# DATA SUPPLIED:
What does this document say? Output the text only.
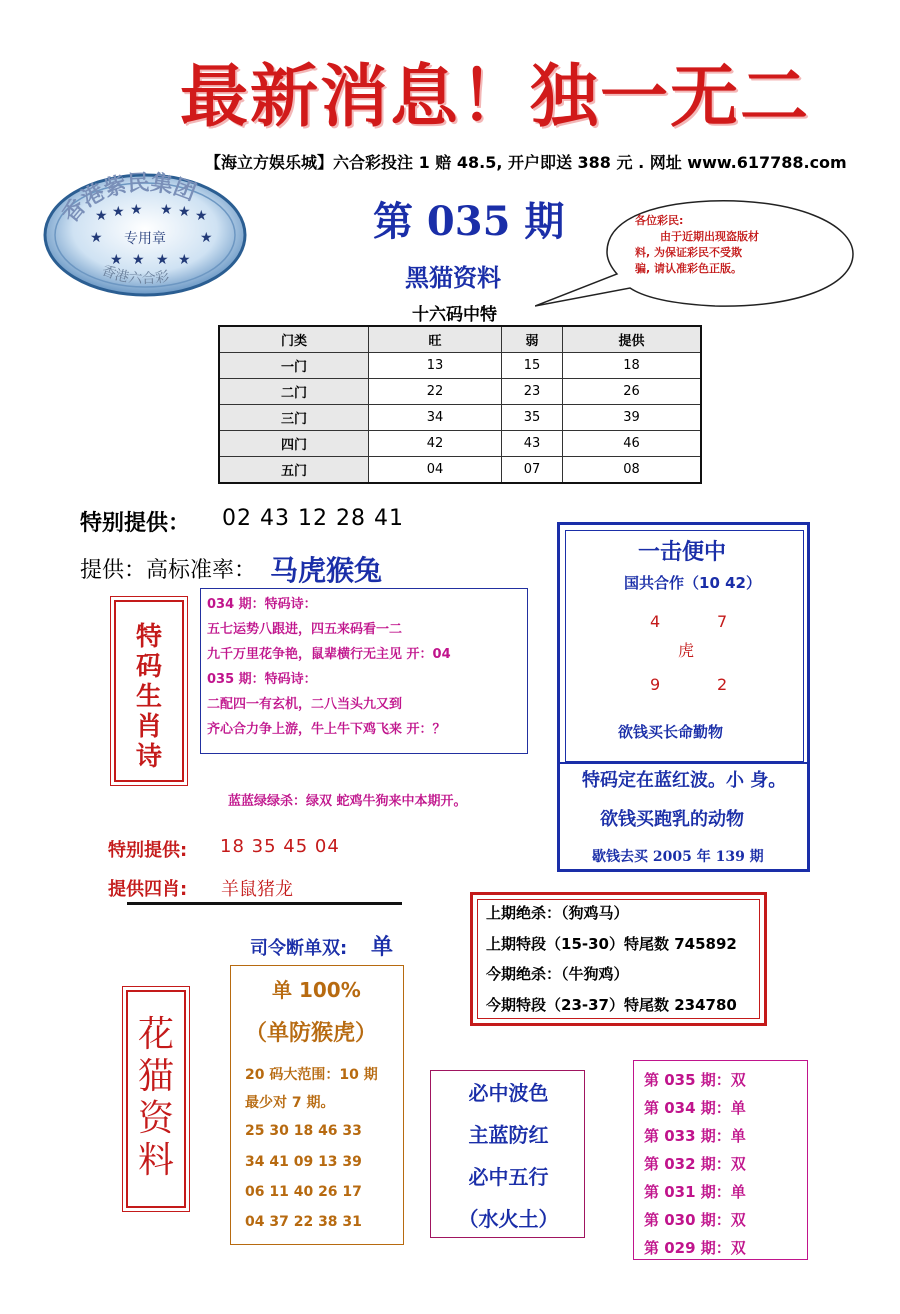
最新消息！独一无二
【海立方娱乐城】六合彩投注 1 赔 48.5, 开户即送 388 元 . 网址 www.617788.com
第 035 期
香港紫民集团
★ ★ ★ ★ ★ ★
★	★
★ ★ ★ ★
专用章
香港六合彩
各位彩民:
由于近期出现盗版材
料, 为保证彩民不受欺
骗, 请认准彩色正版。
黑猫资料
十六码中特
门类	旺	弱	提供
一门	13	15	18
二门	22	23	26
三门	34	35	39
四门	42	43	46
五门	04	07	08
特别提供： 02 43 12 28 41
提供：高标准率： 马虎猴兔
特码生肖诗
034 期：特码诗：
五七运势八跟进，四五来码看一二
九千万里花争艳，鼠辈横行无主见 开：04
035 期：特码诗：
二配四一有玄机，二八当头九又到
齐心合力争上游，牛上牛下鸡飞来 开：？
蓝蓝绿绿杀：绿双 蛇鸡牛狗来中本期开。
一击便中
国共合作（10 42）
4	7
虎
9	2
欲钱买长命勤物
特码定在蓝红波。小 身。
欲钱买跑乳的动物
歇钱去买 2005 年 139 期
特别提供: 18 35 45 04
提供四肖: 羊鼠猪龙
上期绝杀：（狗鸡马）
上期特段（15-30）特尾数 745892
今期绝杀：（牛狗鸡）
今期特段（23-37）特尾数 234780
司令断单双: 单
花猫资料
单 100%
（单防猴虎）
20 码大范围：10 期
最少对 7 期。
25 30 18 46 33
34 41 09 13 39
06 11 40 26 17
04 37 22 38 31
必中波色
主蓝防红
必中五行
（水火土）
第 035 期：双
第 034 期：单
第 033 期：单
第 032 期：双
第 031 期：单
第 030 期：双
第 029 期：双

# SET TASK:
Go through the data above and transcribe it in full, omitting any image.

# THE SOLUTION:
What does this document say? Output the text only.
最新消息！独一无二
【海立方娱乐城】六合彩投注 1 赔 48.5, 开户即送 388 元 . 网址 www.617788.com
第 035 期
香港紫民集团
★ ★ ★ ★ ★ ★
★	★
★ ★ ★ ★
专用章
香港六合彩
各位彩民:
由于近期出现盗版材
料, 为保证彩民不受欺
骗, 请认准彩色正版。
黑猫资料
十六码中特
门类	旺	弱	提供
一门	13	15	18
二门	22	23	26
三门	34	35	39
四门	42	43	46
五门	04	07	08
特别提供： 02 43 12 28 41
提供：高标准率： 马虎猴兔
特码生肖诗
034 期：特码诗：
五七运势八跟进，四五来码看一二
九千万里花争艳，鼠辈横行无主见 开：04
035 期：特码诗：
二配四一有玄机，二八当头九又到
齐心合力争上游，牛上牛下鸡飞来 开：？
蓝蓝绿绿杀：绿双 蛇鸡牛狗来中本期开。
一击便中
国共合作（10 42）
4	7
虎
9	2
欲钱买长命勤物
特码定在蓝红波。小 身。
欲钱买跑乳的动物
歇钱去买 2005 年 139 期
特别提供: 18 35 45 04
提供四肖: 羊鼠猪龙
上期绝杀：（狗鸡马）
上期特段（15-30）特尾数 745892
今期绝杀：（牛狗鸡）
今期特段（23-37）特尾数 234780
司令断单双: 单
花猫资料
单 100%
（单防猴虎）
20 码大范围：10 期
最少对 7 期。
25 30 18 46 33
34 41 09 13 39
06 11 40 26 17
04 37 22 38 31
必中波色
主蓝防红
必中五行
（水火土）
第 035 期：双
第 034 期：单
第 033 期：单
第 032 期：双
第 031 期：单
第 030 期：双
第 029 期：双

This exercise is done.